(Dataset rows about figures)
□ □ □ □ □ □ □

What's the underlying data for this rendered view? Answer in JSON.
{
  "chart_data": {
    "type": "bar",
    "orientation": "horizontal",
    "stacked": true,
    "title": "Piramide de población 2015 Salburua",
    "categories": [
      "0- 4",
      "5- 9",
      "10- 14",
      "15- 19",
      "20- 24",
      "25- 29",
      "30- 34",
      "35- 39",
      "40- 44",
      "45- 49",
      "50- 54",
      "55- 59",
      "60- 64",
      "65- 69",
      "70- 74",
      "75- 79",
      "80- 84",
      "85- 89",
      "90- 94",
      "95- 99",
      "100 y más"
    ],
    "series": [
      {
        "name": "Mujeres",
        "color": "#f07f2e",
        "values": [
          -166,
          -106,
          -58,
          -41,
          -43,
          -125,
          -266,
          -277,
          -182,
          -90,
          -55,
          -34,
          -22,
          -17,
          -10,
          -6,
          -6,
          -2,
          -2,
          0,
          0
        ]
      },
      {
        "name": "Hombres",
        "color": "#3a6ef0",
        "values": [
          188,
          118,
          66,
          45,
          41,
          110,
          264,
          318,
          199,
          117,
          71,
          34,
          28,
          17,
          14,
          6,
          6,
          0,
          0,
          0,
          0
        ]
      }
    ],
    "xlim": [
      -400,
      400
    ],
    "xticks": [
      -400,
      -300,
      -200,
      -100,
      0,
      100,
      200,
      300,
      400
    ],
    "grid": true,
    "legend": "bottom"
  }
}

□ □ □ □ □ □ □

Reproduce all data above, unchanged.

:: Reply to the exercise ::
What's the underlying data for this rendered view? Answer in JSON.
{
  "chart_data": {
    "type": "bar",
    "orientation": "horizontal",
    "stacked": true,
    "title": "Piramide de población 2015 Salburua",
    "categories": [
      "0- 4",
      "5- 9",
      "10- 14",
      "15- 19",
      "20- 24",
      "25- 29",
      "30- 34",
      "35- 39",
      "40- 44",
      "45- 49",
      "50- 54",
      "55- 59",
      "60- 64",
      "65- 69",
      "70- 74",
      "75- 79",
      "80- 84",
      "85- 89",
      "90- 94",
      "95- 99",
      "100 y más"
    ],
    "series": [
      {
        "name": "Mujeres",
        "color": "#f07f2e",
        "values": [
          -166,
          -106,
          -58,
          -41,
          -43,
          -125,
          -266,
          -277,
          -182,
          -90,
          -55,
          -34,
          -22,
          -17,
          -10,
          -6,
          -6,
          -2,
          -2,
          0,
          0
        ]
      },
      {
        "name": "Hombres",
        "color": "#3a6ef0",
        "values": [
          188,
          118,
          66,
          45,
          41,
          110,
          264,
          318,
          199,
          117,
          71,
          34,
          28,
          17,
          14,
          6,
          6,
          0,
          0,
          0,
          0
        ]
      }
    ],
    "xlim": [
      -400,
      400
    ],
    "xticks": [
      -400,
      -300,
      -200,
      -100,
      0,
      100,
      200,
      300,
      400
    ],
    "grid": true,
    "legend": "bottom"
  }
}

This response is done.